[Stored records]

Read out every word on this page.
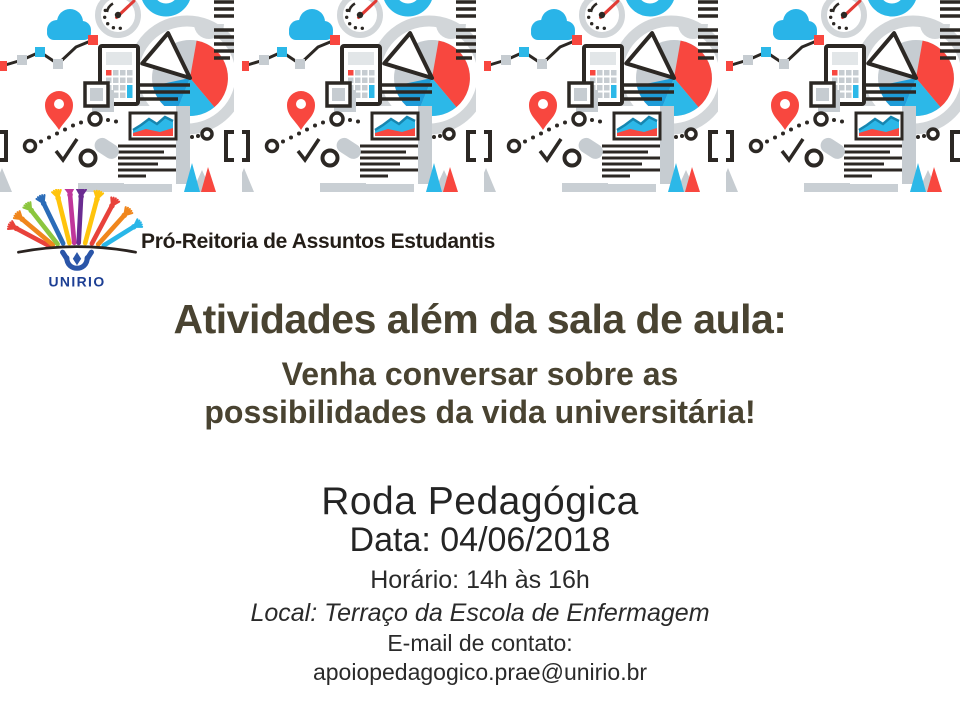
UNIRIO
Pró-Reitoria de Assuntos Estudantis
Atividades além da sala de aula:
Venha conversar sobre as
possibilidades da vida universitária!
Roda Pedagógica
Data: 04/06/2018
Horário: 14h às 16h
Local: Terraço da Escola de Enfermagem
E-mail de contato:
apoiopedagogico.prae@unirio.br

[Goal of the exercise]
Every record above should be transcribed exactly; the pictures stay out of the copy.

[Answer for the task]
Read out every word on this page.
UNIRIO
Pró-Reitoria de Assuntos Estudantis
Atividades além da sala de aula:
Venha conversar sobre as
possibilidades da vida universitária!
Roda Pedagógica
Data: 04/06/2018
Horário: 14h às 16h
Local: Terraço da Escola de Enfermagem
E-mail de contato:
apoiopedagogico.prae@unirio.br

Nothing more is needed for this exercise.